Skip the images and return the records below exactly.

<<<<

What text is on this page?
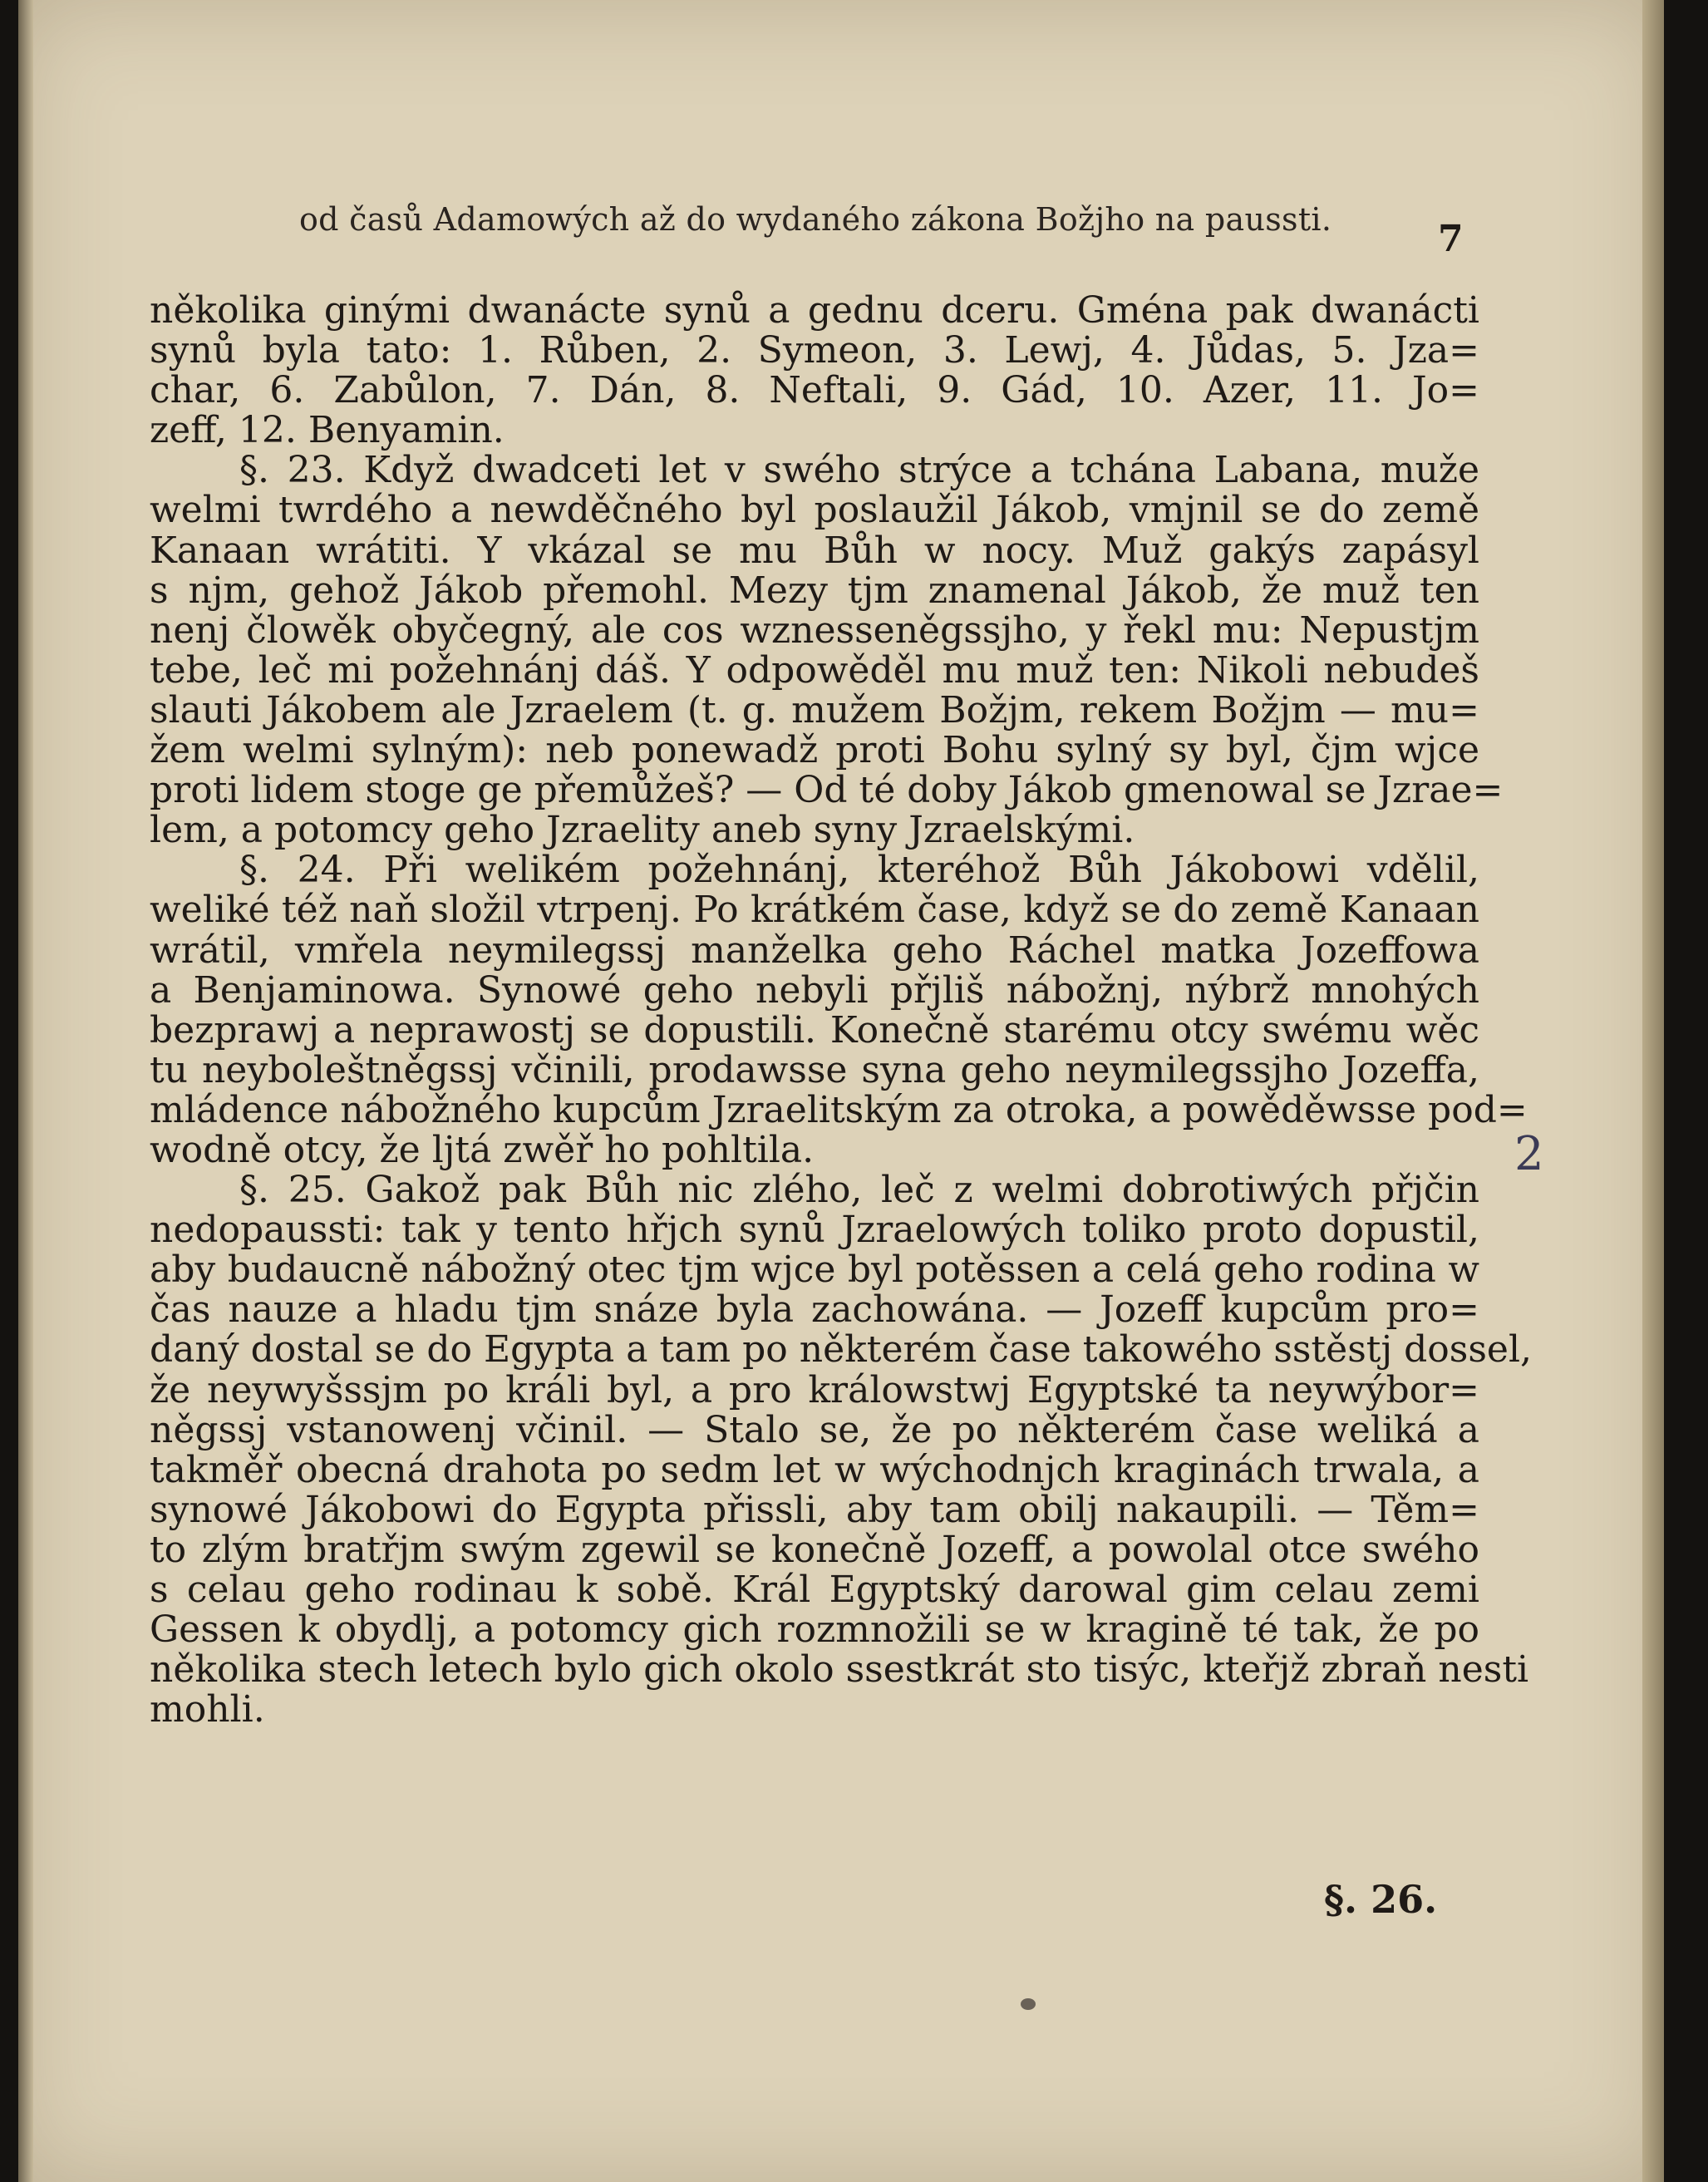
od časů Adamowých až do wydaného zákona Božjho na paussti.	7
několika ginými dwanácte synů a gednu dceru. Gména pak dwanácti
synů byla tato: 1. Růben, 2. Symeon, 3. Lewj, 4. Jůdas, 5. Jza=
char, 6. Zabůlon, 7. Dán, 8. Neftali, 9. Gád, 10. Azer, 11. Jo=
zeff, 12. Benyamin.
§. 23. Když dwadceti let v swého strýce a tchána Labana, muže
welmi twrdého a newděčného byl poslaužil Jákob, vmjnil se do země
Kanaan wrátiti. Y vkázal se mu Bůh w nocy. Muž gakýs zapásyl
s njm, gehož Jákob přemohl. Mezy tjm znamenal Jákob, že muž ten
nenj člowěk obyčegný, ale cos wznesseněgssjho, y řekl mu: Nepustjm
tebe, leč mi požehnánj dáš. Y odpowěděl mu muž ten: Nikoli nebudeš
slauti Jákobem ale Jzraelem (t. g. mužem Božjm, rekem Božjm — mu=
žem welmi sylným): neb ponewadž proti Bohu sylný sy byl, čjm wjce
proti lidem stoge ge přemůžeš? — Od té doby Jákob gmenowal se Jzrae=
lem, a potomcy geho Jzraelity aneb syny Jzraelskými.
§. 24. Při welikém požehnánj, kteréhož Bůh Jákobowi vdělil,
weliké též naň složil vtrpenj. Po krátkém čase, když se do země Kanaan
wrátil, vmřela neymilegssj manželka geho Ráchel matka Jozeffowa
a Benjaminowa. Synowé geho nebyli přjliš nábožnj, nýbrž mnohých
bezprawj a neprawostj se dopustili. Konečně starému otcy swému wěc
tu neyboleštněgssj včinili, prodawsse syna geho neymilegssjho Jozeffa,
mládence nábožného kupcům Jzraelitským za otroka, a powěděwsse pod=
wodně otcy, že ljtá zwěř ho pohltila.
§. 25. Gakož pak Bůh nic zlého, leč z welmi dobrotiwých přjčin
nedopaussti: tak y tento hřjch synů Jzraelowých toliko proto dopustil,
aby budaucně nábožný otec tjm wjce byl potěssen a celá geho rodina w
čas nauze a hladu tjm snáze byla zachowána. — Jozeff kupcům pro=
daný dostal se do Egypta a tam po některém čase takowého sstěstj dossel,
že neywyšssjm po králi byl, a pro králowstwj Egyptské ta neywýbor=
něgssj vstanowenj včinil. — Stalo se, že po některém čase weliká a
takměř obecná drahota po sedm let w wýchodnjch kraginách trwala, a
synowé Jákobowi do Egypta přissli, aby tam obilj nakaupili. — Těm=
to zlým bratřjm swým zgewil se konečně Jozeff, a powolal otce swého
s celau geho rodinau k sobě. Král Egyptský darowal gim celau zemi
Gessen k obydlj, a potomcy gich rozmnožili se w kragině té tak, že po
několika stech letech bylo gich okolo ssestkrát sto tisýc, kteřjž zbraň nesti
mohli.
2
§. 26.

>>>>

COMPLETE ANSWER:
What text is on this page?
od časů Adamowých až do wydaného zákona Božjho na paussti.	7
několika ginými dwanácte synů a gednu dceru. Gména pak dwanácti
synů byla tato: 1. Růben, 2. Symeon, 3. Lewj, 4. Jůdas, 5. Jza=
char, 6. Zabůlon, 7. Dán, 8. Neftali, 9. Gád, 10. Azer, 11. Jo=
zeff, 12. Benyamin.
§. 23. Když dwadceti let v swého strýce a tchána Labana, muže
welmi twrdého a newděčného byl poslaužil Jákob, vmjnil se do země
Kanaan wrátiti. Y vkázal se mu Bůh w nocy. Muž gakýs zapásyl
s njm, gehož Jákob přemohl. Mezy tjm znamenal Jákob, že muž ten
nenj člowěk obyčegný, ale cos wznesseněgssjho, y řekl mu: Nepustjm
tebe, leč mi požehnánj dáš. Y odpowěděl mu muž ten: Nikoli nebudeš
slauti Jákobem ale Jzraelem (t. g. mužem Božjm, rekem Božjm — mu=
žem welmi sylným): neb ponewadž proti Bohu sylný sy byl, čjm wjce
proti lidem stoge ge přemůžeš? — Od té doby Jákob gmenowal se Jzrae=
lem, a potomcy geho Jzraelity aneb syny Jzraelskými.
§. 24. Při welikém požehnánj, kteréhož Bůh Jákobowi vdělil,
weliké též naň složil vtrpenj. Po krátkém čase, když se do země Kanaan
wrátil, vmřela neymilegssj manželka geho Ráchel matka Jozeffowa
a Benjaminowa. Synowé geho nebyli přjliš nábožnj, nýbrž mnohých
bezprawj a neprawostj se dopustili. Konečně starému otcy swému wěc
tu neyboleštněgssj včinili, prodawsse syna geho neymilegssjho Jozeffa,
mládence nábožného kupcům Jzraelitským za otroka, a powěděwsse pod=
wodně otcy, že ljtá zwěř ho pohltila.
§. 25. Gakož pak Bůh nic zlého, leč z welmi dobrotiwých přjčin
nedopaussti: tak y tento hřjch synů Jzraelowých toliko proto dopustil,
aby budaucně nábožný otec tjm wjce byl potěssen a celá geho rodina w
čas nauze a hladu tjm snáze byla zachowána. — Jozeff kupcům pro=
daný dostal se do Egypta a tam po některém čase takowého sstěstj dossel,
že neywyšssjm po králi byl, a pro králowstwj Egyptské ta neywýbor=
něgssj vstanowenj včinil. — Stalo se, že po některém čase weliká a
takměř obecná drahota po sedm let w wýchodnjch kraginách trwala, a
synowé Jákobowi do Egypta přissli, aby tam obilj nakaupili. — Těm=
to zlým bratřjm swým zgewil se konečně Jozeff, a powolal otce swého
s celau geho rodinau k sobě. Král Egyptský darowal gim celau zemi
Gessen k obydlj, a potomcy gich rozmnožili se w kragině té tak, že po
několika stech letech bylo gich okolo ssestkrát sto tisýc, kteřjž zbraň nesti
mohli.
2
§. 26.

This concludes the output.